** EXTRACT **
┌──
The first Pentium ran at a clock rate of 60 to 66 Megahertz. You could get a 486 that ran at 100 Megahertz, but what made the Pentium faster was that it had a dual pipeline. Starting with the Pentium it could essentially execute two instructions at once. So even though it ran at a slower rate, it could still achieve more than the 486 could. This is why when looking at CPU performance, the clock rate is only one of the things that should be looked at.
The Pentium had 3.1 million transistors, an increase from the one million in the 486. The feature size was 0.8 to 0.25 microns. The Pentium became a brand name for Intel that still exists to this day.
There were some more sockets after this for Intel, with some of these supporting AMD. However, the biggest change would come in 1997.

Slot 1/Slot A
In 1997, Intel changed the look and design of the CPU completely; this was the Slot 1. Slot 1 uses a single edge cartridge style connector. The reason behind this was that, with the cache and the CPU being combined together, the failure rate for CPUs was too high. Using a circuit board, the CPU and cache could be manufactured separately and put on a circuit board. This allowed each to be tested separately. If one failed testing, they could simply use another one, thus decreasing the cost of manufacturing.
AMD released Slot A in response to Intel. It had the same number of pins as Slot 1, however it was not electrically compatible. This essentially meant that an Intel motherboard could not be used with an AMD CPU. This change had already started a year before this with the release of the AMD Super Socket 7. However, with the release of Slot 1 and Slot A, this really highlighted that both companies were going in different directions in relation to motherboard and CPU compatibility.
There were a few CPUs released for these slots, so I will use the first one released, the Pentium II as an example. The Pentium II had a clock rate of 233 to 450 Megahertz. The transistors increased to seven and a half million and the feature size decreased to 0.35 to 0.18 microns.
Slot 1 was short lived and was discontinued in 1999 to return back to the socket approach. With improvements in CPU manufacturing, there was no need to separate the cache and the CPU and they were once again put inside the same chip. Before I look at that, something else important happened in that year.

IA-64/AMD64
In 1999 Intel and AMD both released their 64-bit architecture, and about two years later both companies released CPUs for their 64-bit architectures. In the case of Intel, this would take the form of the Itanium CPU. Don’t be fooled by the design, it is not like the Slot 1 design. The CPU and cache are inside the same chip. The board the CPU is attached to only contains some electronic components. Later releases of the Itanium would go back to having the single chip design.
The Itanium CPU was a complete redesign of the old x86 instruction set. The Itanium CPU required instructions to be optimized and to be in a certain order to execute. This required new compilers to be created to generate code for these CPUs. This turned out to be difficult to achieve and thus limited the amount of software that could be run on the Itanium CPU. The Itanium CPU was not very popular in the market place. Intel announced that Itanium CPUs would be discontinued and that sales of this CPU would end in 2021. Itanium was only used in the server market. Itanium servers are pretty rare, so you most likely won’t come across any. If you see something labeled like IA-64 this is software for Itanium.
AMD released their 64-bit CPU which was the AMD Opteron. This CPU, rather than completely re-designing the instruction set, simply created extensions to the 32-bit instruction set to make it support 64-bit. This turned out to be very popular.
└──
** SOURCE DATA **
┌──
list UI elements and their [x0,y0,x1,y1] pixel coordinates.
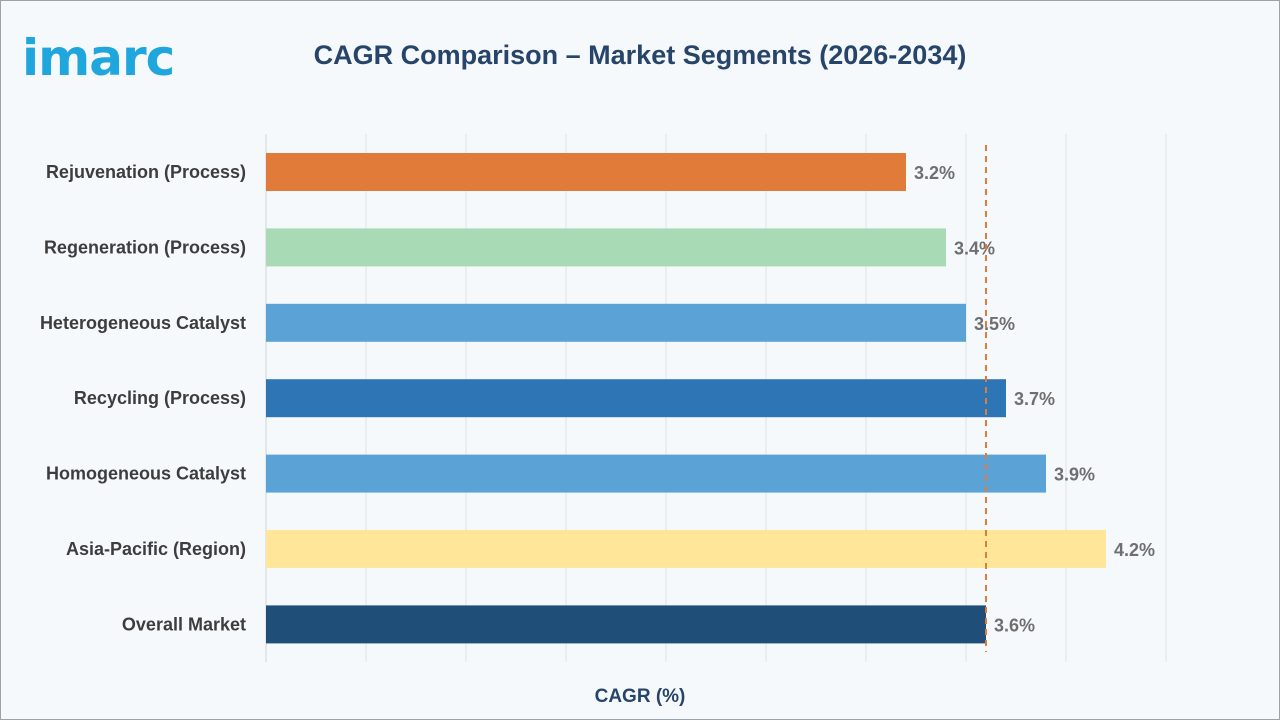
└──
** AIM **
Reproduce the processor history passage without changes, everything from "AMD released Slot" down to "and CPU compatibility.".

** THE RESULT **
AMD released Slot A in response to Intel. It had the same number of pins as Slot 1, however it was not electrically compatible. This essentially meant that an Intel motherboard could not be used with an AMD CPU. This change had already started a year before this with the release of the AMD Super Socket 7. However, with the release of Slot 1 and Slot A, this really highlighted that both companies were going in different directions in relation to motherboard and CPU compatibility.